Every line that contains the word "JSON" should be copied.

* * * * * * * * *

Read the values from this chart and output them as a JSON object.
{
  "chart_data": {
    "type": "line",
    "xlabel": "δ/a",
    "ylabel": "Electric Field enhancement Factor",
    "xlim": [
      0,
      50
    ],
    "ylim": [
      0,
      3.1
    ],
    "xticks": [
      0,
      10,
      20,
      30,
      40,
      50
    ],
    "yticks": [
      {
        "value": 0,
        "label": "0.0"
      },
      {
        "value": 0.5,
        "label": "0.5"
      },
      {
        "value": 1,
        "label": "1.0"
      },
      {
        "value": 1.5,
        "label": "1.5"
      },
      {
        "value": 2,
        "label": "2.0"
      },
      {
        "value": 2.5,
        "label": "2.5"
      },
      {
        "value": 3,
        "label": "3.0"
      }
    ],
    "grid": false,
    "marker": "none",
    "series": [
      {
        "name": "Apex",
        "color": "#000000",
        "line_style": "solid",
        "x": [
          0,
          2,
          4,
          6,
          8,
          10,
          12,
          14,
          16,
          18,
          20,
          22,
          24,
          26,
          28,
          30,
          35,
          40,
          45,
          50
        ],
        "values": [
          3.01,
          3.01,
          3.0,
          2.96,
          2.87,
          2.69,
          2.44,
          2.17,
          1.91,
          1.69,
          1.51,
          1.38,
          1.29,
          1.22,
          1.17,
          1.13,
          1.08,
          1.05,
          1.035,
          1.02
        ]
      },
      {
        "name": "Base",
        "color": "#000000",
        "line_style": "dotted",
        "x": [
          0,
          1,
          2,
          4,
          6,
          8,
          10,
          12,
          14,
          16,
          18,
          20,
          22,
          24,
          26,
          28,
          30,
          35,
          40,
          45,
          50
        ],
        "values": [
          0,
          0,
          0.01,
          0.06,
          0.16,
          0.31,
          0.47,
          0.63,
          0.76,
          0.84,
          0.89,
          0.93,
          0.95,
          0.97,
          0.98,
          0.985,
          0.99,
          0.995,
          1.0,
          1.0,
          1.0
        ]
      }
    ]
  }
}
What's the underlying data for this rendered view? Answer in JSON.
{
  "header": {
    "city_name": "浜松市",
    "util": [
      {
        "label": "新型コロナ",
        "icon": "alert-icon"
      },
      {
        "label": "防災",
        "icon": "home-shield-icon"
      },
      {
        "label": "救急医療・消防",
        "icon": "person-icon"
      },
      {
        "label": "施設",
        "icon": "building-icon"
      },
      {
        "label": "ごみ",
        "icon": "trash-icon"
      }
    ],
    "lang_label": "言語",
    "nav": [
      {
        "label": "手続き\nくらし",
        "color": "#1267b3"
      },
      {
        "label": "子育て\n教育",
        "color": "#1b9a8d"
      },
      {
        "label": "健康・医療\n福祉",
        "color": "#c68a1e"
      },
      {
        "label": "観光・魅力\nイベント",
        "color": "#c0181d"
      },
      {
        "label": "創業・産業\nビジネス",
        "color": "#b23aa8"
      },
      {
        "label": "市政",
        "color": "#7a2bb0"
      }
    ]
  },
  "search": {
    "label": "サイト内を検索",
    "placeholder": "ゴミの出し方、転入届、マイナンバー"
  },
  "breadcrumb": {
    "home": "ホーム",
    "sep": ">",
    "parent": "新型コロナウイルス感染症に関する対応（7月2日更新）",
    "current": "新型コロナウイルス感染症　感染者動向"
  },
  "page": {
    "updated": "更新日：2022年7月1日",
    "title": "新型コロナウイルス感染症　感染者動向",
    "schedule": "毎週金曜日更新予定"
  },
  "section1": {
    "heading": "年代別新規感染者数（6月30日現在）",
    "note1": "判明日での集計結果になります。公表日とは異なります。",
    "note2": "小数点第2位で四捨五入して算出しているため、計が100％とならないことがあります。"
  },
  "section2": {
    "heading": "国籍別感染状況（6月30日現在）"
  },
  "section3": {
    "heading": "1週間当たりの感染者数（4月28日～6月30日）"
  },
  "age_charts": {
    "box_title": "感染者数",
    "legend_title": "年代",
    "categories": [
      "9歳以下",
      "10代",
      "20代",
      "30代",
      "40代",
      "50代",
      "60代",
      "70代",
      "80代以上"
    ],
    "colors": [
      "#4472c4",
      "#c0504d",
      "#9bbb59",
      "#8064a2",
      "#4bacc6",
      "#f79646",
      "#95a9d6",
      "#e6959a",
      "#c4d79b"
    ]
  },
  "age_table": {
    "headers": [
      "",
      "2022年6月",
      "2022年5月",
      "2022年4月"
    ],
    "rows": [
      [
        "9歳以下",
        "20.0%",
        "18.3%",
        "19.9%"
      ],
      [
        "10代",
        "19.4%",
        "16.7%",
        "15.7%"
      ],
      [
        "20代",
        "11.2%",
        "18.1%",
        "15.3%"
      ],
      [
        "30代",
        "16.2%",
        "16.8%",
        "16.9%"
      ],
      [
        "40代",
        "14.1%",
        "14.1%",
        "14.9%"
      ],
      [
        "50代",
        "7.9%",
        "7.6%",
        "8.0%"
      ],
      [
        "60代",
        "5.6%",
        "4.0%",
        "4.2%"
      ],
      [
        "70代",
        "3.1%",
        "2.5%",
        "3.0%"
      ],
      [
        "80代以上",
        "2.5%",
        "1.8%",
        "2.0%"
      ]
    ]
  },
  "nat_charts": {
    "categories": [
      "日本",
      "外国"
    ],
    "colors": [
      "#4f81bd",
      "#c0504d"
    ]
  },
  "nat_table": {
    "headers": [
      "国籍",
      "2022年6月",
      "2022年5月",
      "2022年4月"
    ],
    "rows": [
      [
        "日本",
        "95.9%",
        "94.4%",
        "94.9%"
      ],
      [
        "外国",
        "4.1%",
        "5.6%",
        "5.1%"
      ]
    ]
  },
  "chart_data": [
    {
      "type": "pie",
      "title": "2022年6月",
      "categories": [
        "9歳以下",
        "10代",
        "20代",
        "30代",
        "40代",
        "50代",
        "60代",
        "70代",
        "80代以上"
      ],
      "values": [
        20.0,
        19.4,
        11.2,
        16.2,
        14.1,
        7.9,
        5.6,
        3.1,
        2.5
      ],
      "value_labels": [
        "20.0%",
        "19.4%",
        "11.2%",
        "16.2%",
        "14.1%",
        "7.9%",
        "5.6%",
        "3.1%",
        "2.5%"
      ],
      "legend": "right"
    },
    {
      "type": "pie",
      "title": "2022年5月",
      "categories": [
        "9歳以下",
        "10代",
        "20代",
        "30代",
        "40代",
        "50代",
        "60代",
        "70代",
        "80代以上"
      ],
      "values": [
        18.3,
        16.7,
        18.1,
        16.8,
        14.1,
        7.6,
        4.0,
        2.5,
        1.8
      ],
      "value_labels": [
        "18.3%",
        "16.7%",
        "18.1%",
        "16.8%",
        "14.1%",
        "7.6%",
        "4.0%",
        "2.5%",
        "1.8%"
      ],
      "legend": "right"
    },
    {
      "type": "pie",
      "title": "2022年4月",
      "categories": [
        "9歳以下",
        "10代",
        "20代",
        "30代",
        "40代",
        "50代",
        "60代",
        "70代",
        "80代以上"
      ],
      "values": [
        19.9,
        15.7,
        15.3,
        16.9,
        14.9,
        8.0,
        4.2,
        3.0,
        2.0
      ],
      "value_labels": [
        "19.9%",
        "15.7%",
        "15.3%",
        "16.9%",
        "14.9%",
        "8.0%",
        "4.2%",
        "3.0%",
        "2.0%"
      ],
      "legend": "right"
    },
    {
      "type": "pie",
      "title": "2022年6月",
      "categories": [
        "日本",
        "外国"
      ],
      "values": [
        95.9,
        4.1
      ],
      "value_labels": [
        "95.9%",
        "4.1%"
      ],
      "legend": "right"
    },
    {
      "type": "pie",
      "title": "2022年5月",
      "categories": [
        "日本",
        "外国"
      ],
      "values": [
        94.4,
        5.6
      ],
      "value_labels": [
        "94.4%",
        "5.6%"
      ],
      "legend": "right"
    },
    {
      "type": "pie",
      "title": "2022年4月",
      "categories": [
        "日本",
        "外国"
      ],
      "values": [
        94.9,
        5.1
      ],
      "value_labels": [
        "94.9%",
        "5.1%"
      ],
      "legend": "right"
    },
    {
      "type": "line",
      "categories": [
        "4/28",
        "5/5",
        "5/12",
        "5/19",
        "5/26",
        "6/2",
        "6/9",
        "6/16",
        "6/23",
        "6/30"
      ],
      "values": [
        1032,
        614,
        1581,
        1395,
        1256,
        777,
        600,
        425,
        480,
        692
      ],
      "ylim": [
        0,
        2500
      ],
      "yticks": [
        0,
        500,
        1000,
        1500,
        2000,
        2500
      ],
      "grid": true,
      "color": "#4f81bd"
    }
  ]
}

* * * * * * * * *

Answer:
Read the values from this chart and output them as a JSON object.
What's the underlying data for this rendered view? Answer in JSON.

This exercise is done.